(Data entries)
────────────────────
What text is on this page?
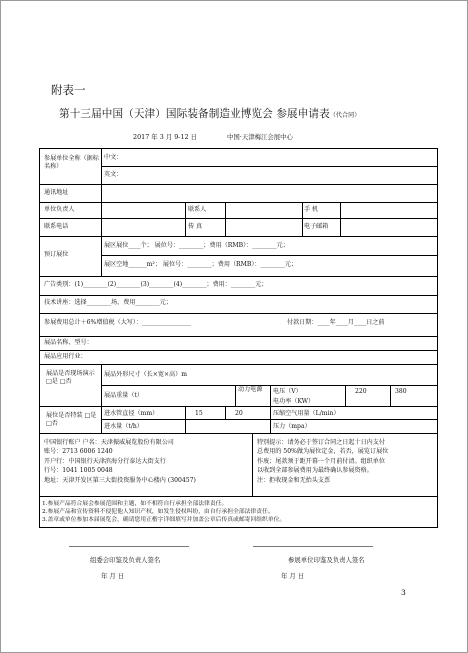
附表一
第十三届中国（天津）国际装备制造业博览会 参展申请表（代合同）
2017 年 3 月 9-12 日	中国·天津梅江会展中心
参展单位全称（据标名称）
中文：
英文：
通讯地址
单位负责人	联系人	手 机
联系电话	传 真	电子邮箱
预订展位
展区展位____个； 展位号：________；费用（RMB）：________元；
展区空地______m²； 展位号：________；费用（RMB）：________元；
广告类别：(1)________(2)________(3)________(4)________；费用：________元；
技术讲座：选择________场，费用________元；
参展费用总计＋6%增值税（大写）：________________	付款日期：____年____月____日之前
展品名称、型号：
展品应用行业：
展品是否现场演示 □是 □否
展品外形尺寸（长×宽×高）m
展品重量（t）
动力电源	电压（V）	220	380
电功率（KW）
展位是否特装 □是 □否
进水管直径（mm）	15	20	压缩空气用量（L/min）
进水量（t/h）	压力（mpa）
中国银行账户 户名：天津振威展览股份有限公司
账号：2713 6006 1240
开户行：中国银行天津滨海分行泰达大街支行
行号：1041 1005 0048
地址：天津开发区第三大街投资服务中心楼内 (300457)
特别提示：请务必于签订合同之日起十日内支付
总费用的 50%做为展位定金，若否，展览订展位
作废；尾款须于距开幕一个月前付清。组织单位
以收到全部参展费用为最终确认参展资格。
注：拒收现金和无抬头支票
1.参展产品符合展会参展范围和主题，如不相符自行承担全部法律责任。
2.参展产品和宣传资料不侵犯他人知识产权，如发生侵权纠纷，由自行承担全部法律责任。
3.盖章或单位参加本届展览会，确请您用正楷字详细填写并加盖公章后传真或邮寄回组织单位。
组委会印鉴及负责人签名
年 月 日
参展单位印鉴及负责人签名
年 月 日
3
────────────────────
* _The request_: Write out the data precisely as given, excluding the pictures.

* _Response to this exercise_:
What text is on this page?
附表一
第十三届中国（天津）国际装备制造业博览会 参展申请表（代合同）
2017 年 3 月 9-12 日	中国·天津梅江会展中心
参展单位全称（据标名称）
中文：
英文：
通讯地址
单位负责人	联系人	手 机
联系电话	传 真	电子邮箱
预订展位
展区展位____个； 展位号：________；费用（RMB）：________元；
展区空地______m²； 展位号：________；费用（RMB）：________元；
广告类别：(1)________(2)________(3)________(4)________；费用：________元；
技术讲座：选择________场，费用________元；
参展费用总计＋6%增值税（大写）：________________	付款日期：____年____月____日之前
展品名称、型号：
展品应用行业：
展品是否现场演示 □是 □否
展品外形尺寸（长×宽×高）m
展品重量（t）
动力电源	电压（V）	220	380
电功率（KW）
展位是否特装 □是 □否
进水管直径（mm）	15	20	压缩空气用量（L/min）
进水量（t/h）	压力（mpa）
中国银行账户 户名：天津振威展览股份有限公司
账号：2713 6006 1240
开户行：中国银行天津滨海分行泰达大街支行
行号：1041 1005 0048
地址：天津开发区第三大街投资服务中心楼内 (300457)
特别提示：请务必于签订合同之日起十日内支付
总费用的 50%做为展位定金，若否，展览订展位
作废；尾款须于距开幕一个月前付清。组织单位
以收到全部参展费用为最终确认参展资格。
注：拒收现金和无抬头支票
1.参展产品符合展会参展范围和主题，如不相符自行承担全部法律责任。
2.参展产品和宣传资料不侵犯他人知识产权，如发生侵权纠纷，由自行承担全部法律责任。
3.盖章或单位参加本届展览会，确请您用正楷字详细填写并加盖公章后传真或邮寄回组织单位。
组委会印鉴及负责人签名
年 月 日
参展单位印鉴及负责人签名
年 月 日
3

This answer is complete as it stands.